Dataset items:
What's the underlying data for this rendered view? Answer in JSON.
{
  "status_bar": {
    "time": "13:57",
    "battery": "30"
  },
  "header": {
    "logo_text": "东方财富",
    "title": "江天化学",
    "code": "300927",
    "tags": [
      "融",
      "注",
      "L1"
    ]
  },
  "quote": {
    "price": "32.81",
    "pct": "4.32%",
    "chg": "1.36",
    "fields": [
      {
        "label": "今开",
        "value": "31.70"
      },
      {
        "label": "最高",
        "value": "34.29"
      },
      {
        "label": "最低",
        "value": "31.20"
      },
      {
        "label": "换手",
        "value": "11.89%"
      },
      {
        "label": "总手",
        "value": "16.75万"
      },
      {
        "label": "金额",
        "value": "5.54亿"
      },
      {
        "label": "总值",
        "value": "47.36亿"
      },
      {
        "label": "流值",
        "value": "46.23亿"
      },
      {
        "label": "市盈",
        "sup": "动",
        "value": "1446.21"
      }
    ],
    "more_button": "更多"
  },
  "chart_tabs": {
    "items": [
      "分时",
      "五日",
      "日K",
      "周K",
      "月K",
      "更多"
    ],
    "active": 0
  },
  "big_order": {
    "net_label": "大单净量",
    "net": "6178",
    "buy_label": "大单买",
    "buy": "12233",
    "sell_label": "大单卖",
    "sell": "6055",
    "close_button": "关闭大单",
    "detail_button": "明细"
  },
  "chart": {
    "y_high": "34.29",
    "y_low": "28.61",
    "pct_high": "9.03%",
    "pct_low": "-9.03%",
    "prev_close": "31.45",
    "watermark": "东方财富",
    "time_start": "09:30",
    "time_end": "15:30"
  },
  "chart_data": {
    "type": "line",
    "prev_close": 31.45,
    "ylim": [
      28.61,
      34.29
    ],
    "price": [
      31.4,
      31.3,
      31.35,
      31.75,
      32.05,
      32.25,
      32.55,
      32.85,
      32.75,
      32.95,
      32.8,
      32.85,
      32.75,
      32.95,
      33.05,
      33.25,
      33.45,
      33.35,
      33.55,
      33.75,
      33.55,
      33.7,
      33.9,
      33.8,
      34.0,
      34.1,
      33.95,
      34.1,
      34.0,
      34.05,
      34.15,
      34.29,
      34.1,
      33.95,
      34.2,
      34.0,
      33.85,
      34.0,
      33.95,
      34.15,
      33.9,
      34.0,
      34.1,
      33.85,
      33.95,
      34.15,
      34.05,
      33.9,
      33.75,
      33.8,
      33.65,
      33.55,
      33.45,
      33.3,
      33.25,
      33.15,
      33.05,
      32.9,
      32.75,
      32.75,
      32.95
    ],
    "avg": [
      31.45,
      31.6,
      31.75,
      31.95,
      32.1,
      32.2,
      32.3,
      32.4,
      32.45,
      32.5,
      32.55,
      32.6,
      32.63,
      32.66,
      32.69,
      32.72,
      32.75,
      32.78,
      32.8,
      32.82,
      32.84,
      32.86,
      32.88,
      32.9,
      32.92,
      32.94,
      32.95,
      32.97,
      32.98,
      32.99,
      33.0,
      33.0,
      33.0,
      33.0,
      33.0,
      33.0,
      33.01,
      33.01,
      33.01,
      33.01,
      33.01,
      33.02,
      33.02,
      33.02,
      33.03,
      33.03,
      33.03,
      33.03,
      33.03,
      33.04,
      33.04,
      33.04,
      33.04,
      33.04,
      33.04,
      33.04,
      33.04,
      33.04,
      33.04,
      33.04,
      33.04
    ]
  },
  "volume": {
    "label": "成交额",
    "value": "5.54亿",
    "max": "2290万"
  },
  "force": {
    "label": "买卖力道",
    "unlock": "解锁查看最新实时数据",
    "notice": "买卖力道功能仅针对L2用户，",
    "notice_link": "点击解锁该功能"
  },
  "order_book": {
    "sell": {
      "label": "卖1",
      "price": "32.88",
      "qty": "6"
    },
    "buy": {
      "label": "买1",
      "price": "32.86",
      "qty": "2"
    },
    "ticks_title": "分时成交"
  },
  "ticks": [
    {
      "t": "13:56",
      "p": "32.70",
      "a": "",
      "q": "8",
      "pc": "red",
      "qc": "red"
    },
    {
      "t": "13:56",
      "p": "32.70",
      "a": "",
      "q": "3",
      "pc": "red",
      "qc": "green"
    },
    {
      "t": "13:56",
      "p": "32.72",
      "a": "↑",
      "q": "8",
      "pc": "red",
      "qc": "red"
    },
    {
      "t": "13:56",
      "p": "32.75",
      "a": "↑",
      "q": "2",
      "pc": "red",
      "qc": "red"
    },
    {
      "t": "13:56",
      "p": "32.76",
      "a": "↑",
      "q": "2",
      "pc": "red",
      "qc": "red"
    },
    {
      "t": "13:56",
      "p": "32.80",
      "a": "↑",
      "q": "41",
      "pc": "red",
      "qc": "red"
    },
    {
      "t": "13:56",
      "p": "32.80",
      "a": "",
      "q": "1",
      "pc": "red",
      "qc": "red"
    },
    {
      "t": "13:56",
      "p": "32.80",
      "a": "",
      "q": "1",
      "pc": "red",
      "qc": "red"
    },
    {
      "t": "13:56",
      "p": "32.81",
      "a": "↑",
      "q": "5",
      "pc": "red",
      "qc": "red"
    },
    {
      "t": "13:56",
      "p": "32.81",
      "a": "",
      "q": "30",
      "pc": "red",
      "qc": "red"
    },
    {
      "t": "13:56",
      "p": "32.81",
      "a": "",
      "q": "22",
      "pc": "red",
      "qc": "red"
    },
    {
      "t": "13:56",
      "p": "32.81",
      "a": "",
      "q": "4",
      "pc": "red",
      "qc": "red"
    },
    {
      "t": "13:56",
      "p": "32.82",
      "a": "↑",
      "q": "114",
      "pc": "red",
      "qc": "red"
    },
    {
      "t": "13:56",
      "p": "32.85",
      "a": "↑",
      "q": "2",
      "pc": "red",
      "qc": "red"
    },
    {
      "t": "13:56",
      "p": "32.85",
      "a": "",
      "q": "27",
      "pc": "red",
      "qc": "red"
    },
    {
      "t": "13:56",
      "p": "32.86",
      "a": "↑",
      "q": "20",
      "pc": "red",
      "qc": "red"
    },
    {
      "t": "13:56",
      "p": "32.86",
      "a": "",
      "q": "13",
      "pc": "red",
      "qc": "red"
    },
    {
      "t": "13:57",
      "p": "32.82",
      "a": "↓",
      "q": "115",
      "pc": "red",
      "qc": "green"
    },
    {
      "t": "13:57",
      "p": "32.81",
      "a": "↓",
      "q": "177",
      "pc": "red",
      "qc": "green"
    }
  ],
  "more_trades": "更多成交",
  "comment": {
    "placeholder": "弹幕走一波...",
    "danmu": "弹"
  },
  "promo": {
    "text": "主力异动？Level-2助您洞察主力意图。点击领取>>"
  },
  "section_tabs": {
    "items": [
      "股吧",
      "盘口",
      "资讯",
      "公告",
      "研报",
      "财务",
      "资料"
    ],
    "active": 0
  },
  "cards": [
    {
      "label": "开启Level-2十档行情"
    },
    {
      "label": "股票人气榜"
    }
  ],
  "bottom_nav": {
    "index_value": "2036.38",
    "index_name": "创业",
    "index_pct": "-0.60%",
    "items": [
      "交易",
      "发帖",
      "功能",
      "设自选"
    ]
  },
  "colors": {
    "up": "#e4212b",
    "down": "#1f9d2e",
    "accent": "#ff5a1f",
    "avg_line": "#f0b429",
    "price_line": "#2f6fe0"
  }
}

§ **Instructions for the task**:
Your task is to transcribe the material exactly.

§ **Exercise output**:
What's the underlying data for this rendered view? Answer in JSON.
{
  "status_bar": {
    "time": "13:57",
    "battery": "30"
  },
  "header": {
    "logo_text": "东方财富",
    "title": "江天化学",
    "code": "300927",
    "tags": [
      "融",
      "注",
      "L1"
    ]
  },
  "quote": {
    "price": "32.81",
    "pct": "4.32%",
    "chg": "1.36",
    "fields": [
      {
        "label": "今开",
        "value": "31.70"
      },
      {
        "label": "最高",
        "value": "34.29"
      },
      {
        "label": "最低",
        "value": "31.20"
      },
      {
        "label": "换手",
        "value": "11.89%"
      },
      {
        "label": "总手",
        "value": "16.75万"
      },
      {
        "label": "金额",
        "value": "5.54亿"
      },
      {
        "label": "总值",
        "value": "47.36亿"
      },
      {
        "label": "流值",
        "value": "46.23亿"
      },
      {
        "label": "市盈",
        "sup": "动",
        "value": "1446.21"
      }
    ],
    "more_button": "更多"
  },
  "chart_tabs": {
    "items": [
      "分时",
      "五日",
      "日K",
      "周K",
      "月K",
      "更多"
    ],
    "active": 0
  },
  "big_order": {
    "net_label": "大单净量",
    "net": "6178",
    "buy_label": "大单买",
    "buy": "12233",
    "sell_label": "大单卖",
    "sell": "6055",
    "close_button": "关闭大单",
    "detail_button": "明细"
  },
  "chart": {
    "y_high": "34.29",
    "y_low": "28.61",
    "pct_high": "9.03%",
    "pct_low": "-9.03%",
    "prev_close": "31.45",
    "watermark": "东方财富",
    "time_start": "09:30",
    "time_end": "15:30"
  },
  "chart_data": {
    "type": "line",
    "prev_close": 31.45,
    "ylim": [
      28.61,
      34.29
    ],
    "price": [
      31.4,
      31.3,
      31.35,
      31.75,
      32.05,
      32.25,
      32.55,
      32.85,
      32.75,
      32.95,
      32.8,
      32.85,
      32.75,
      32.95,
      33.05,
      33.25,
      33.45,
      33.35,
      33.55,
      33.75,
      33.55,
      33.7,
      33.9,
      33.8,
      34.0,
      34.1,
      33.95,
      34.1,
      34.0,
      34.05,
      34.15,
      34.29,
      34.1,
      33.95,
      34.2,
      34.0,
      33.85,
      34.0,
      33.95,
      34.15,
      33.9,
      34.0,
      34.1,
      33.85,
      33.95,
      34.15,
      34.05,
      33.9,
      33.75,
      33.8,
      33.65,
      33.55,
      33.45,
      33.3,
      33.25,
      33.15,
      33.05,
      32.9,
      32.75,
      32.75,
      32.95
    ],
    "avg": [
      31.45,
      31.6,
      31.75,
      31.95,
      32.1,
      32.2,
      32.3,
      32.4,
      32.45,
      32.5,
      32.55,
      32.6,
      32.63,
      32.66,
      32.69,
      32.72,
      32.75,
      32.78,
      32.8,
      32.82,
      32.84,
      32.86,
      32.88,
      32.9,
      32.92,
      32.94,
      32.95,
      32.97,
      32.98,
      32.99,
      33.0,
      33.0,
      33.0,
      33.0,
      33.0,
      33.0,
      33.01,
      33.01,
      33.01,
      33.01,
      33.01,
      33.02,
      33.02,
      33.02,
      33.03,
      33.03,
      33.03,
      33.03,
      33.03,
      33.04,
      33.04,
      33.04,
      33.04,
      33.04,
      33.04,
      33.04,
      33.04,
      33.04,
      33.04,
      33.04,
      33.04
    ]
  },
  "volume": {
    "label": "成交额",
    "value": "5.54亿",
    "max": "2290万"
  },
  "force": {
    "label": "买卖力道",
    "unlock": "解锁查看最新实时数据",
    "notice": "买卖力道功能仅针对L2用户，",
    "notice_link": "点击解锁该功能"
  },
  "order_book": {
    "sell": {
      "label": "卖1",
      "price": "32.88",
      "qty": "6"
    },
    "buy": {
      "label": "买1",
      "price": "32.86",
      "qty": "2"
    },
    "ticks_title": "分时成交"
  },
  "ticks": [
    {
      "t": "13:56",
      "p": "32.70",
      "a": "",
      "q": "8",
      "pc": "red",
      "qc": "red"
    },
    {
      "t": "13:56",
      "p": "32.70",
      "a": "",
      "q": "3",
      "pc": "red",
      "qc": "green"
    },
    {
      "t": "13:56",
      "p": "32.72",
      "a": "↑",
      "q": "8",
      "pc": "red",
      "qc": "red"
    },
    {
      "t": "13:56",
      "p": "32.75",
      "a": "↑",
      "q": "2",
      "pc": "red",
      "qc": "red"
    },
    {
      "t": "13:56",
      "p": "32.76",
      "a": "↑",
      "q": "2",
      "pc": "red",
      "qc": "red"
    },
    {
      "t": "13:56",
      "p": "32.80",
      "a": "↑",
      "q": "41",
      "pc": "red",
      "qc": "red"
    },
    {
      "t": "13:56",
      "p": "32.80",
      "a": "",
      "q": "1",
      "pc": "red",
      "qc": "red"
    },
    {
      "t": "13:56",
      "p": "32.80",
      "a": "",
      "q": "1",
      "pc": "red",
      "qc": "red"
    },
    {
      "t": "13:56",
      "p": "32.81",
      "a": "↑",
      "q": "5",
      "pc": "red",
      "qc": "red"
    },
    {
      "t": "13:56",
      "p": "32.81",
      "a": "",
      "q": "30",
      "pc": "red",
      "qc": "red"
    },
    {
      "t": "13:56",
      "p": "32.81",
      "a": "",
      "q": "22",
      "pc": "red",
      "qc": "red"
    },
    {
      "t": "13:56",
      "p": "32.81",
      "a": "",
      "q": "4",
      "pc": "red",
      "qc": "red"
    },
    {
      "t": "13:56",
      "p": "32.82",
      "a": "↑",
      "q": "114",
      "pc": "red",
      "qc": "red"
    },
    {
      "t": "13:56",
      "p": "32.85",
      "a": "↑",
      "q": "2",
      "pc": "red",
      "qc": "red"
    },
    {
      "t": "13:56",
      "p": "32.85",
      "a": "",
      "q": "27",
      "pc": "red",
      "qc": "red"
    },
    {
      "t": "13:56",
      "p": "32.86",
      "a": "↑",
      "q": "20",
      "pc": "red",
      "qc": "red"
    },
    {
      "t": "13:56",
      "p": "32.86",
      "a": "",
      "q": "13",
      "pc": "red",
      "qc": "red"
    },
    {
      "t": "13:57",
      "p": "32.82",
      "a": "↓",
      "q": "115",
      "pc": "red",
      "qc": "green"
    },
    {
      "t": "13:57",
      "p": "32.81",
      "a": "↓",
      "q": "177",
      "pc": "red",
      "qc": "green"
    }
  ],
  "more_trades": "更多成交",
  "comment": {
    "placeholder": "弹幕走一波...",
    "danmu": "弹"
  },
  "promo": {
    "text": "主力异动？Level-2助您洞察主力意图。点击领取>>"
  },
  "section_tabs": {
    "items": [
      "股吧",
      "盘口",
      "资讯",
      "公告",
      "研报",
      "财务",
      "资料"
    ],
    "active": 0
  },
  "cards": [
    {
      "label": "开启Level-2十档行情"
    },
    {
      "label": "股票人气榜"
    }
  ],
  "bottom_nav": {
    "index_value": "2036.38",
    "index_name": "创业",
    "index_pct": "-0.60%",
    "items": [
      "交易",
      "发帖",
      "功能",
      "设自选"
    ]
  },
  "colors": {
    "up": "#e4212b",
    "down": "#1f9d2e",
    "accent": "#ff5a1f",
    "avg_line": "#f0b429",
    "price_line": "#2f6fe0"
  }
}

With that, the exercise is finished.